— START OF Page text —
# BioProcess Task

We update the BioProcess task:

- 5 fold cross-validation into train/valid/test
- On a single Time Series, the task is to forecast over a sliding window. The number of datapoints in each slice can vary due to irregular sampling


A timeseries dataset consists of 4 components:

1. Observational Data $(𝐭^\text{obs},𝐗)$ which is available in the observation horizon
2. Target Data $(𝐭^\text{pred},𝐘)$, which is values we should predict in the forecasting horizon. <br> We distinguish 2 subcases:
    1. Autoregressive case: If $𝐘$ are also observational variables
    2. Non-Autoregressive case: If $𝐘$ is not observed / provided over the observation horizon
    More specifically, we can split up $𝐘$ into $(𝐭^\text{pred},𝐘^\text{A})$ and $(𝐭^\text{pred},𝐘^\text{B})$ for the autoregressive and non-autoregressive part
3. Covariate Data $(𝐭^\text{cov},𝐔)$
4. Time-Independent Metadata $𝓜$

Summa summarum a timeseries is described by a 4/5-tuple 

$$ 𝓣𝓢 = \Big( (𝐭^\text{obs},𝐗)，(𝐭^\text{cov},𝐔)，(𝐭^\text{pred},𝐘)，𝓜\Big)
\qquad 𝓣𝓢 =  \Big( (𝐭^\text{obs},𝐗)，(𝐭^\text{cov},𝐔)，(𝐭^\text{auto},𝐘^\text{auto})，(𝐭^\text{pred}, 𝐘^\text{pred})，𝓜\Big)
$$

To shorten the writing, by some abuse of notation we write $𝐗_𝐭≔(𝐭^\text{obs},𝐗)$ and similarly for the other variables

$$ 𝓣𝓢 = \Big(𝐗_𝐭，𝐔_𝐭，𝐘_𝐭，𝓜\Big)
\qquad 𝓣𝓢 =  \Big(𝐗_𝐭，𝐔_𝐭，𝐘_𝐭=(𝐘_𝐭^\text{auto}，𝐘_𝐭^\text{pred})，𝓜\Big)
$$

Further, we introduce the notations:

- $𝐗_{S}≔\{ (tᵢ, X_{tᵢ}) ∣ tᵢ∈S\}$ for any set $S⊂𝓣$, in particular intervals:
    - $𝐗_{[t,t']}≔\{ (tᵢ, X_{tᵢ}) ∣ t≤tᵢ≤t'\}$ (closed interval)
    - $𝐗_{[t,t')}≔\{ (tᵢ, X_{tᵢ}) ∣ t≤tᵢ<'\}$ (half-open interval)
— END OF Page text —
▶ _What to work on_:
- 1) According to the BioProcess task text, how many components make up a timeseries dataset, and what are they?
- 2) In the BioProcess task text, why can the number of datapoints differ from one slice of a single time series to another?
- 3) Carry on the BioProcess task text from its final line.
— START OF Provided data —
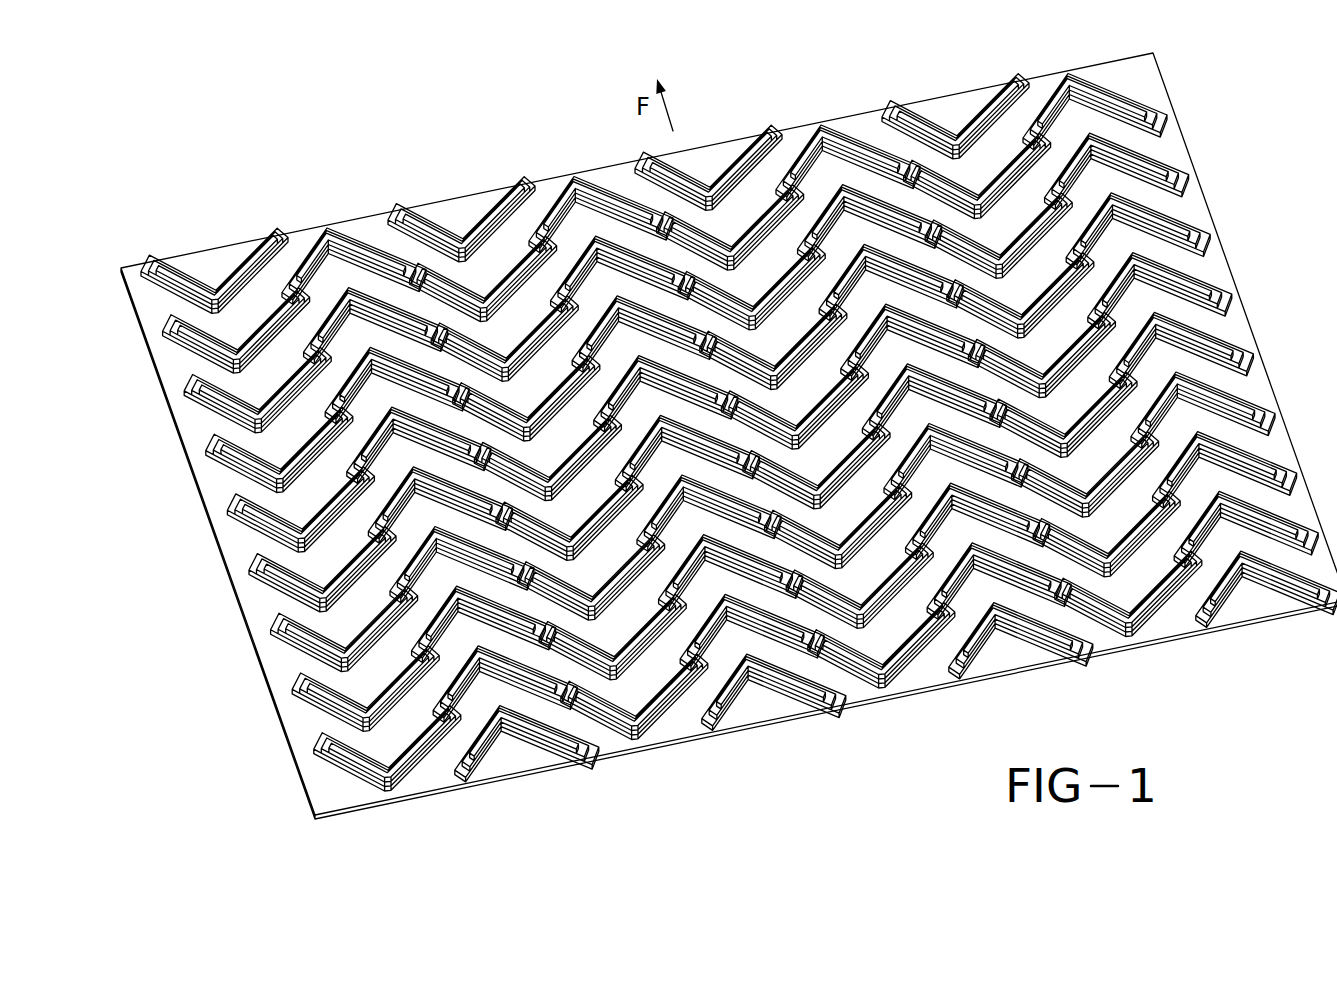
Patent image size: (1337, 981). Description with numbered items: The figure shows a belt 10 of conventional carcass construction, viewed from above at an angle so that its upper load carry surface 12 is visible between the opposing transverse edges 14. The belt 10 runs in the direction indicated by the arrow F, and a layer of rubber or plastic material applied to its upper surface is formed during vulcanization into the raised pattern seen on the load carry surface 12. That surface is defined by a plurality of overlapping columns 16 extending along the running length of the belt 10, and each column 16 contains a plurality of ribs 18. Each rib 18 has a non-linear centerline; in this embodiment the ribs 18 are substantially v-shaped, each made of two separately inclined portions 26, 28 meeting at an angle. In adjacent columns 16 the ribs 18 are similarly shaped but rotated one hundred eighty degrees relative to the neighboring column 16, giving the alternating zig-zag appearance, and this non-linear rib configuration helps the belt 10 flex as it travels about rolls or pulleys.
— END OF Provided data —
▶ _Responses in order_:
- 1) Four: observational data, target data, covariate data, and time-independent metadata.

- 2) Forecasting is done over a sliding window on a single time series, and the series is irregularly sampled. As a result, each slice of the window can contain a different number of datapoints.

- 3)
- We allow set addition $t+S ≔ \{t+s∣s∈S\}$, hence
    - $𝐗_{[t, t'] + ∆t}≔\{ (tᵢ, X_{tᵢ}) ∣ (t+∆t) ≤ tᵢ≤ (t'+∆t)\}$
- $𝐗_{≤t}≔ \{ (tᵢ, X_{tᵢ}) ∣ tᵢ≤t\}$, and analogously $𝐗_{<t}$, $𝐗_{>t}$, $𝐗_{≥t}$

The task is, given an observation horizon $I^\text{obs}$ and a forecasting horizon $I^\text{pred}$, <br>
typically $I^\text{obs} = [t, t+∆t^\text{obs}) = [t, s)$, $I^\text{pred}= [t+∆t^\text{obs}, t+∆t^\text{obs}+∆t^\text{pred}) = [s,r)$


$$ℓ(𝐘_{J}, \hat{𝐘}(𝐗_{I}，𝐔_{I+J}，𝐘_{I}^\text{auto}，𝓜))$$

We define initial intervals: 
- Initial Observation interval $I=[t_S, t_O)=[t_\text{start}, t_\text{start}+∆t^\text{obs})$
- Initial Forecasting interval $J=[t_O, t_P)=[t_\text{start}+∆t^\text{obs}, t_\text{start}+∆t^\text{obs}+∆t^\text{pred})$
- Initial Complete Interval $K=I∪J=[t_S, t_p) = [t_\text{start}, t_\text{start}+∆t^\text{obs}+∆t^\text{pred})$

Given a stride, i.e. a time delta $∆t$, we define the set of all integer multiples of $∆t$ that can be added to $t₀$ such that it stays inside the bounds of $[t_\min, t_\max]$:

$$W(t_\min, t_\max, ∆t, t₀) ≔ \{k⋅∆t ∣ k∈ℤ ∧ (t₀+k⋅Δt) ∈ [tₘᵢₙ，tₘₐₓ]\}$$

Moreover, let $W^+$ and $W^-$ be the sets that only take non-negative / non-positive $k$.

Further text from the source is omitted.